WORK TO COMPLETE ▸ Transcribe the entries exactly; images are not part of the copy.

── PROVIDED RECORDS ──

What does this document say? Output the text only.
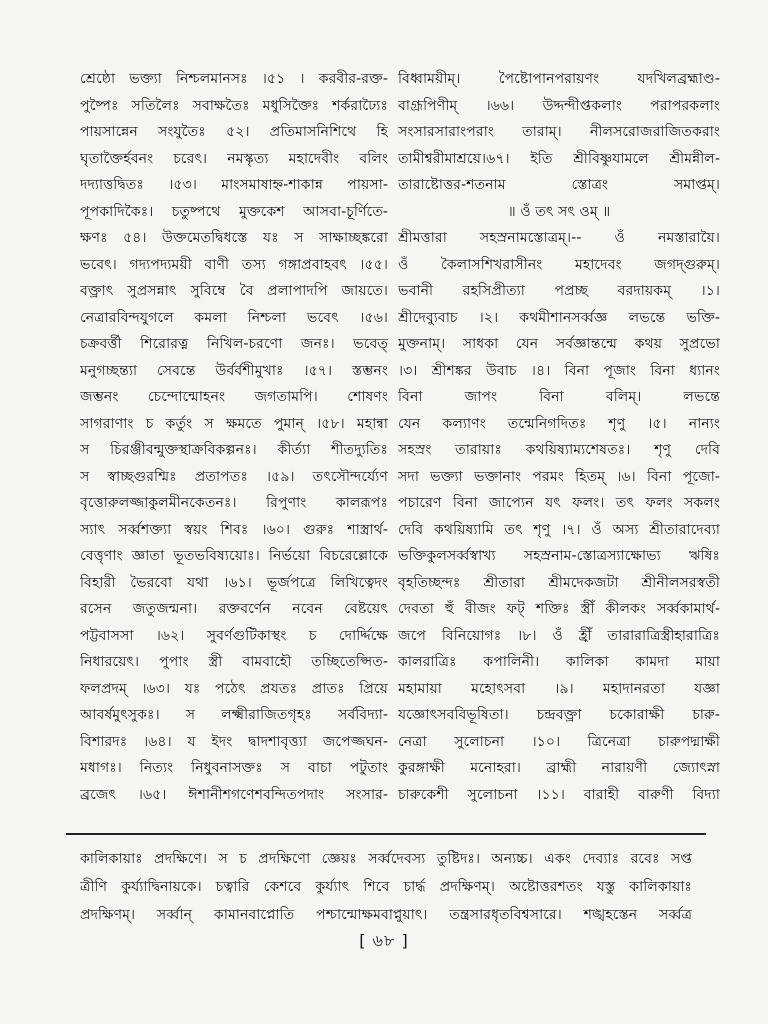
শ্রেষ্ঠো ভক্ত্যা নিশ্চলমানসঃ ।৫১ । করবীর-রক্ত-
পুষ্পৈঃ সতিলৈঃ সবাক্ষতৈঃ মধুসিক্তৈঃ শর্করাঢ্যৈঃ
পায়সান্নেন সংযুতৈঃ ৫২। প্রতিমাসনিশিথে হি
ঘৃতাক্তৈর্হবনং চরেৎ। নমস্কৃত্য মহাদেবীং বলিং
দদ্যাত্তদ্বিতঃ ।৫৩। মাংসমাষাহ্ন-শাকান্ন পায়সা-
পূপকাদিকৈঃ। চতুষ্পথে মুক্তকেশ আসবা-চূর্ণিতে-
ক্ষণঃ ৫৪। উক্তমেতদ্বিধস্তে যঃ স সাক্ষাচ্ছঙ্করো
ভবেৎ। গদ্যপদ্যময়ী বাণী তস্য গঙ্গাপ্রবাহবৎ ।৫৫।
বক্ত্রাৎ সুপ্রসন্নাৎ সুবিম্বে বৈ প্রলাপাদপি জায়তে।
নেত্রারবিন্দযুগলে কমলা নিশ্চলা ভবেৎ ।৫৬।
চক্রবর্ত্তী শিরোরত্ন নিখিল-চরণো জনঃ। ভবেত্
মনুগচ্ছন্ত্যা সেবন্তে উর্বর্বশীমুখাঃ ।৫৭। স্তম্ভনং
জম্ভনং চেন্দোন্মোহনং জগতামপি। শোষণং
সাগরাণাং চ কর্তুং স ক্ষমতে পুমান্ ।৫৮। মহান্বা
স চিরঞ্জীবন্মুক্তস্থাক্রবিকল্পনঃ। কীর্ত্যা শীতদ্যুতিঃ
স স্বাচ্ছগুরশ্মিঃ প্রতাপতঃ ।৫৯। তৎসৌন্দর্য্যেণ
বৃত্তোরুলজ্জাকুলমীনকেতনঃ। রিপুণাং কালরূপঃ
স্যাৎ সর্ব্বশক্ত্যা স্বয়ং শিবঃ ।৬০। গুরুঃ শাস্ত্রার্থ-
বেত্তৃণাং জ্ঞাতা ভূতভবিষ্যয়োঃ। নির্ভয়ো বিচরেল্লোকে
বিহারী ভৈরবো যথা ।৬১। ভূর্জপত্রে লিখিত্বেদং
রসেন জতুজন্মনা। রক্তবর্ণেন নবেন বেষ্টয়েৎ
পট্টবাসসা ।৬২। সুবর্ণগুটিকাস্থং চ দোর্দ্দিক্ষে
নিধারয়েৎ। পুপাং স্ত্রী বামবাহৌ তচ্ছিতেপ্সিত-
ফলপ্রদম্ ।৬৩। যঃ পঠেৎ প্রযতঃ প্রাতঃ প্রিয়ে
আবর্ষমুৎসুকঃ। স লক্ষ্মীরাজিতগৃহঃ সর্ববিদ্যা-
বিশারদঃ ।৬৪। য ইদং দ্বাদশাবৃত্ত্যা জপেজ্জঘন-
মধাগঃ। নিত্যং নিধুবনাসক্তঃ স বাচা পটুতাং
ব্রজেৎ ।৬৫। ঈশানীশগণেশবন্দিতপদাং সংসার-
বিধ্বাময়ীম্। পৈষ্টোপানপরায়ণং যদখিলব্রহ্মাণ্ড-
বাগ্রূপিণীম্ ।৬৬। উদ্দন্দীপ্তকলাং পরাপরকলাং
সংসারসারাংপরাং তারাম্। নীলসরোজরাজিতকরাং
তামীশ্বরীমাশ্রয়ে।৬৭। ইতি শ্রীবিষ্ণুযামলে শ্রীমন্নীল-
তারাষ্টোত্তর-শতনাম স্তোত্রং সমাপ্তম্।
॥ ওঁ তৎ সৎ ওম্ ॥
শ্রীমত্তারা সহস্রনামস্তোত্রম্।-- ওঁ নমস্তারায়ৈ।
ওঁ কৈলাসশিখরাসীনং মহাদেবং জগদ্গুরুম্।
ভবানী রহসিপ্রীত্যা পপ্রচ্ছ বরদায়কম্ ।১।
শ্রীদেব্যুবাচ ।২। কথমীশানসর্ব্বজ্ঞ লভন্তে ভক্তি-
মুক্তনাম্। সাধকা যেন সর্বজ্ঞান্তন্মে কথয় সুপ্রভো
।৩। শ্রীশঙ্কর উবাচ ।৪। বিনা পূজাং বিনা ধ্যানং
বিনা জাপং বিনা বলিম্। লভন্তে
যেন কল্যাণং তন্মেনিগদিতঃ শৃণু ।৫। নান্যং
সহস্রং তারায়াঃ কথয়িষ্যাম্যশেষতঃ। শৃণু দেবি
সদা ভক্ত্যা ভক্তানাং পরমং হিতম্ ।৬। বিনা পূজো-
পচারেণ বিনা জাপ্যেন যৎ ফলং। তৎ ফলং সকলং
দেবি কথয়িষ্যামি তৎ শৃণু ।৭। ওঁ অস্য শ্রীতারাদেব্যা
ভক্তিকুলসর্ব্বস্বাখ্য সহস্রনাম-স্তোত্রস্যাক্ষোভ্য ঋষিঃ
বৃহতিচ্ছন্দঃ শ্রীতারা শ্রীমদেকজটা শ্রীনীলসরস্বতী
দেবতা হুঁ বীজং ফট্ শক্তিঃ স্ত্রীঁ কীলকং সর্ব্বকামার্থ-
জপে বিনিয়োগঃ ।৮। ওঁ হ্রীঁ তারারাত্রিস্ত্রীহারাত্রিঃ
কালরাত্রিঃ কপালিনী। কালিকা কামদা মায়া
মহামায়া মহোৎসবা ।৯। মহাদানরতা যজ্ঞা
যজ্ঞোৎসববিভূষিতা। চন্দ্রবক্ত্রা চকোরাক্ষী চারু-
নেত্রা সুলোচনা ।১০। ত্রিনেত্রা চারুপদ্মাক্ষী
কুরঙ্গাক্ষী মনোহরা। ব্রাহ্মী নারায়ণী জ্যোৎস্না
চারুকেশী সুলোচনা ।১১। বারাহী বারুণী বিদ্যা
কালিকায়াঃ প্রদক্ষিণে। স চ প্রদক্ষিণো জ্ঞেয়ঃ সর্ব্বদেবস্য তুষ্টিদঃ। অন্যচ্চ। একং দেব্যাঃ রবেঃ সপ্ত
ত্রীণি কুর্য্যাদ্বিনায়কে। চত্বারি কেশবে কুর্য্যাৎ শিবে চার্দ্ধ প্রদক্ষিণম্। অষ্টোত্তরশতং যস্তু কালিকায়াঃ
প্রদক্ষিণম্। সর্ব্বান্ কামানবাপ্নোতি পশ্চান্মোক্ষমবাপ্নুয়াৎ। তন্ত্রসারধৃতবিশ্বসারে। শঙ্খহস্তেন সর্ব্বত্র
[ ৬৮ ]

───

FULL SOLUTION ▸
What does this document say? Output the text only.
শ্রেষ্ঠো ভক্ত্যা নিশ্চলমানসঃ ।৫১ । করবীর-রক্ত-
পুষ্পৈঃ সতিলৈঃ সবাক্ষতৈঃ মধুসিক্তৈঃ শর্করাঢ্যৈঃ
পায়সান্নেন সংযুতৈঃ ৫২। প্রতিমাসনিশিথে হি
ঘৃতাক্তৈর্হবনং চরেৎ। নমস্কৃত্য মহাদেবীং বলিং
দদ্যাত্তদ্বিতঃ ।৫৩। মাংসমাষাহ্ন-শাকান্ন পায়সা-
পূপকাদিকৈঃ। চতুষ্পথে মুক্তকেশ আসবা-চূর্ণিতে-
ক্ষণঃ ৫৪। উক্তমেতদ্বিধস্তে যঃ স সাক্ষাচ্ছঙ্করো
ভবেৎ। গদ্যপদ্যময়ী বাণী তস্য গঙ্গাপ্রবাহবৎ ।৫৫।
বক্ত্রাৎ সুপ্রসন্নাৎ সুবিম্বে বৈ প্রলাপাদপি জায়তে।
নেত্রারবিন্দযুগলে কমলা নিশ্চলা ভবেৎ ।৫৬।
চক্রবর্ত্তী শিরোরত্ন নিখিল-চরণো জনঃ। ভবেত্
মনুগচ্ছন্ত্যা সেবন্তে উর্বর্বশীমুখাঃ ।৫৭। স্তম্ভনং
জম্ভনং চেন্দোন্মোহনং জগতামপি। শোষণং
সাগরাণাং চ কর্তুং স ক্ষমতে পুমান্ ।৫৮। মহান্বা
স চিরঞ্জীবন্মুক্তস্থাক্রবিকল্পনঃ। কীর্ত্যা শীতদ্যুতিঃ
স স্বাচ্ছগুরশ্মিঃ প্রতাপতঃ ।৫৯। তৎসৌন্দর্য্যেণ
বৃত্তোরুলজ্জাকুলমীনকেতনঃ। রিপুণাং কালরূপঃ
স্যাৎ সর্ব্বশক্ত্যা স্বয়ং শিবঃ ।৬০। গুরুঃ শাস্ত্রার্থ-
বেত্তৃণাং জ্ঞাতা ভূতভবিষ্যয়োঃ। নির্ভয়ো বিচরেল্লোকে
বিহারী ভৈরবো যথা ।৬১। ভূর্জপত্রে লিখিত্বেদং
রসেন জতুজন্মনা। রক্তবর্ণেন নবেন বেষ্টয়েৎ
পট্টবাসসা ।৬২। সুবর্ণগুটিকাস্থং চ দোর্দ্দিক্ষে
নিধারয়েৎ। পুপাং স্ত্রী বামবাহৌ তচ্ছিতেপ্সিত-
ফলপ্রদম্ ।৬৩। যঃ পঠেৎ প্রযতঃ প্রাতঃ প্রিয়ে
আবর্ষমুৎসুকঃ। স লক্ষ্মীরাজিতগৃহঃ সর্ববিদ্যা-
বিশারদঃ ।৬৪। য ইদং দ্বাদশাবৃত্ত্যা জপেজ্জঘন-
মধাগঃ। নিত্যং নিধুবনাসক্তঃ স বাচা পটুতাং
ব্রজেৎ ।৬৫। ঈশানীশগণেশবন্দিতপদাং সংসার-
বিধ্বাময়ীম্। পৈষ্টোপানপরায়ণং যদখিলব্রহ্মাণ্ড-
বাগ্রূপিণীম্ ।৬৬। উদ্দন্দীপ্তকলাং পরাপরকলাং
সংসারসারাংপরাং তারাম্। নীলসরোজরাজিতকরাং
তামীশ্বরীমাশ্রয়ে।৬৭। ইতি শ্রীবিষ্ণুযামলে শ্রীমন্নীল-
তারাষ্টোত্তর-শতনাম স্তোত্রং সমাপ্তম্।
॥ ওঁ তৎ সৎ ওম্ ॥
শ্রীমত্তারা সহস্রনামস্তোত্রম্।-- ওঁ নমস্তারায়ৈ।
ওঁ কৈলাসশিখরাসীনং মহাদেবং জগদ্গুরুম্।
ভবানী রহসিপ্রীত্যা পপ্রচ্ছ বরদায়কম্ ।১।
শ্রীদেব্যুবাচ ।২। কথমীশানসর্ব্বজ্ঞ লভন্তে ভক্তি-
মুক্তনাম্। সাধকা যেন সর্বজ্ঞান্তন্মে কথয় সুপ্রভো
।৩। শ্রীশঙ্কর উবাচ ।৪। বিনা পূজাং বিনা ধ্যানং
বিনা জাপং বিনা বলিম্। লভন্তে
যেন কল্যাণং তন্মেনিগদিতঃ শৃণু ।৫। নান্যং
সহস্রং তারায়াঃ কথয়িষ্যাম্যশেষতঃ। শৃণু দেবি
সদা ভক্ত্যা ভক্তানাং পরমং হিতম্ ।৬। বিনা পূজো-
পচারেণ বিনা জাপ্যেন যৎ ফলং। তৎ ফলং সকলং
দেবি কথয়িষ্যামি তৎ শৃণু ।৭। ওঁ অস্য শ্রীতারাদেব্যা
ভক্তিকুলসর্ব্বস্বাখ্য সহস্রনাম-স্তোত্রস্যাক্ষোভ্য ঋষিঃ
বৃহতিচ্ছন্দঃ শ্রীতারা শ্রীমদেকজটা শ্রীনীলসরস্বতী
দেবতা হুঁ বীজং ফট্ শক্তিঃ স্ত্রীঁ কীলকং সর্ব্বকামার্থ-
জপে বিনিয়োগঃ ।৮। ওঁ হ্রীঁ তারারাত্রিস্ত্রীহারাত্রিঃ
কালরাত্রিঃ কপালিনী। কালিকা কামদা মায়া
মহামায়া মহোৎসবা ।৯। মহাদানরতা যজ্ঞা
যজ্ঞোৎসববিভূষিতা। চন্দ্রবক্ত্রা চকোরাক্ষী চারু-
নেত্রা সুলোচনা ।১০। ত্রিনেত্রা চারুপদ্মাক্ষী
কুরঙ্গাক্ষী মনোহরা। ব্রাহ্মী নারায়ণী জ্যোৎস্না
চারুকেশী সুলোচনা ।১১। বারাহী বারুণী বিদ্যা
কালিকায়াঃ প্রদক্ষিণে। স চ প্রদক্ষিণো জ্ঞেয়ঃ সর্ব্বদেবস্য তুষ্টিদঃ। অন্যচ্চ। একং দেব্যাঃ রবেঃ সপ্ত
ত্রীণি কুর্য্যাদ্বিনায়কে। চত্বারি কেশবে কুর্য্যাৎ শিবে চার্দ্ধ প্রদক্ষিণম্। অষ্টোত্তরশতং যস্তু কালিকায়াঃ
প্রদক্ষিণম্। সর্ব্বান্ কামানবাপ্নোতি পশ্চান্মোক্ষমবাপ্নুয়াৎ। তন্ত্রসারধৃতবিশ্বসারে। শঙ্খহস্তেন সর্ব্বত্র
[ ৬৮ ]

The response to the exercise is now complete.